Repeat the material exactly as it appears.

(Records about charts and figures)
┏━━
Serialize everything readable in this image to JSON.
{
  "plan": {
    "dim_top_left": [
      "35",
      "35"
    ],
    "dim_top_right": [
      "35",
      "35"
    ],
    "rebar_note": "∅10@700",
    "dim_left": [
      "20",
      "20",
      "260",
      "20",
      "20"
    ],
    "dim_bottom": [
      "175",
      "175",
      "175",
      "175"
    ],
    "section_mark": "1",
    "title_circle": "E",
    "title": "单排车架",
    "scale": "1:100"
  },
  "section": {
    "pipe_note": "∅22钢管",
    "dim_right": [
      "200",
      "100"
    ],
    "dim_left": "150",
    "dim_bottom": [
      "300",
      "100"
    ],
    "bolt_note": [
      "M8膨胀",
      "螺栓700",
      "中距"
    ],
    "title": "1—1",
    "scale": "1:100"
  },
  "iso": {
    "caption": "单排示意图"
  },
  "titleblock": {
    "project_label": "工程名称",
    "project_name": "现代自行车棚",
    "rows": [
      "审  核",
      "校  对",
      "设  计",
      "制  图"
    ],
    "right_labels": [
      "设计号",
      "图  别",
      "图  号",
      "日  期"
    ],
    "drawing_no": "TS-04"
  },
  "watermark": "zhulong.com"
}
┗━━
REPLY:
Serialize everything readable in this image to JSON.
{
  "plan": {
    "dim_top_left": [
      "35",
      "35"
    ],
    "dim_top_right": [
      "35",
      "35"
    ],
    "rebar_note": "∅10@700",
    "dim_left": [
      "20",
      "20",
      "260",
      "20",
      "20"
    ],
    "dim_bottom": [
      "175",
      "175",
      "175",
      "175"
    ],
    "section_mark": "1",
    "title_circle": "E",
    "title": "单排车架",
    "scale": "1:100"
  },
  "section": {
    "pipe_note": "∅22钢管",
    "dim_right": [
      "200",
      "100"
    ],
    "dim_left": "150",
    "dim_bottom": [
      "300",
      "100"
    ],
    "bolt_note": [
      "M8膨胀",
      "螺栓700",
      "中距"
    ],
    "title": "1—1",
    "scale": "1:100"
  },
  "iso": {
    "caption": "单排示意图"
  },
  "titleblock": {
    "project_label": "工程名称",
    "project_name": "现代自行车棚",
    "rows": [
      "审  核",
      "校  对",
      "设  计",
      "制  图"
    ],
    "right_labels": [
      "设计号",
      "图  别",
      "图  号",
      "日  期"
    ],
    "drawing_no": "TS-04"
  },
  "watermark": "zhulong.com"
}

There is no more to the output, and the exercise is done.